(Records that describe figures)
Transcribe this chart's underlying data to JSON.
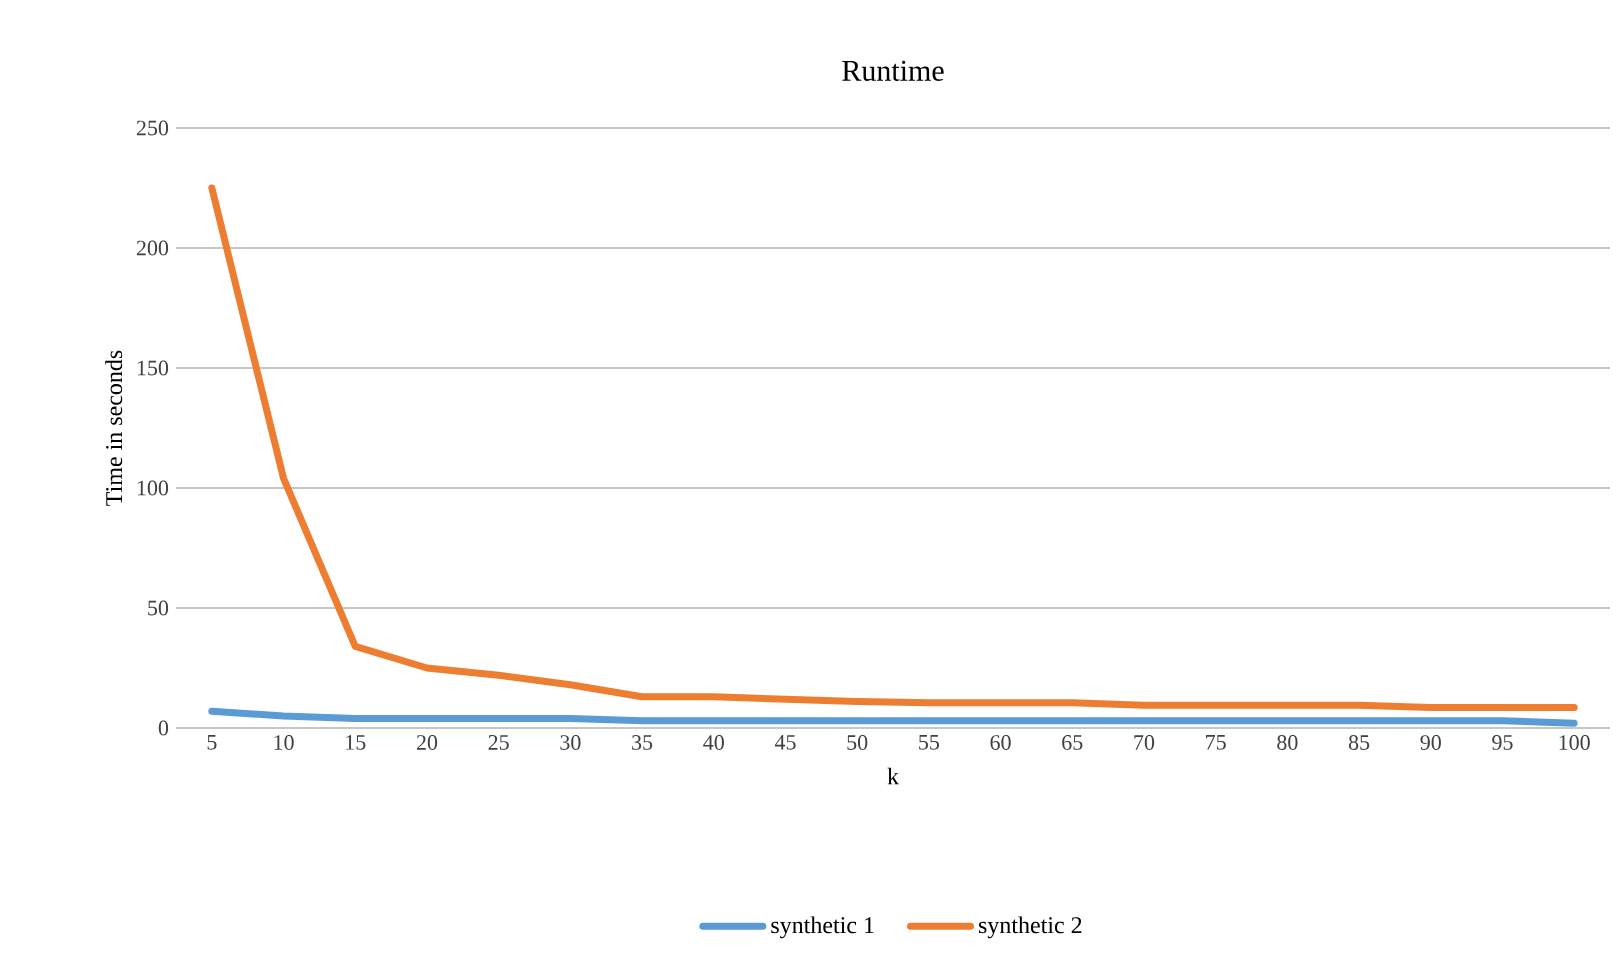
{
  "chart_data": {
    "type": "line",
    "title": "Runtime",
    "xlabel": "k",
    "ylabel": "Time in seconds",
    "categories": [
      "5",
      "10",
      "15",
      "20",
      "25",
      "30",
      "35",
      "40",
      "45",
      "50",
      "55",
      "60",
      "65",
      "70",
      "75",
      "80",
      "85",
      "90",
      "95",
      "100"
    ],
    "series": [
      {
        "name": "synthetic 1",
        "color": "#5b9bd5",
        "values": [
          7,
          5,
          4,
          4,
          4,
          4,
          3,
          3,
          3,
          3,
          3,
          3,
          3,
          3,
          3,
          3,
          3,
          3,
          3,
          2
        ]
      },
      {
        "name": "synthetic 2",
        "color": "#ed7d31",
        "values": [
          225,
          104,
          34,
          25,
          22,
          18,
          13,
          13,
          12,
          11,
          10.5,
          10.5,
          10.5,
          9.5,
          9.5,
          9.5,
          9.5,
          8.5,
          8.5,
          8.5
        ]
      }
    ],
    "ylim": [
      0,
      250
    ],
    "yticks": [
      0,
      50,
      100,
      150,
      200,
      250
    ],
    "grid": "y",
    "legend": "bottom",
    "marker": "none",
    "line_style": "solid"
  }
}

◆ Task requirements ◆
Set down the complete material exactly, but do not include the images.

◆ The answer ◆
Transcribe this chart's underlying data to JSON.
{
  "chart_data": {
    "type": "line",
    "title": "Runtime",
    "xlabel": "k",
    "ylabel": "Time in seconds",
    "categories": [
      "5",
      "10",
      "15",
      "20",
      "25",
      "30",
      "35",
      "40",
      "45",
      "50",
      "55",
      "60",
      "65",
      "70",
      "75",
      "80",
      "85",
      "90",
      "95",
      "100"
    ],
    "series": [
      {
        "name": "synthetic 1",
        "color": "#5b9bd5",
        "values": [
          7,
          5,
          4,
          4,
          4,
          4,
          3,
          3,
          3,
          3,
          3,
          3,
          3,
          3,
          3,
          3,
          3,
          3,
          3,
          2
        ]
      },
      {
        "name": "synthetic 2",
        "color": "#ed7d31",
        "values": [
          225,
          104,
          34,
          25,
          22,
          18,
          13,
          13,
          12,
          11,
          10.5,
          10.5,
          10.5,
          9.5,
          9.5,
          9.5,
          9.5,
          8.5,
          8.5,
          8.5
        ]
      }
    ],
    "ylim": [
      0,
      250
    ],
    "yticks": [
      0,
      50,
      100,
      150,
      200,
      250
    ],
    "grid": "y",
    "legend": "bottom",
    "marker": "none",
    "line_style": "solid"
  }
}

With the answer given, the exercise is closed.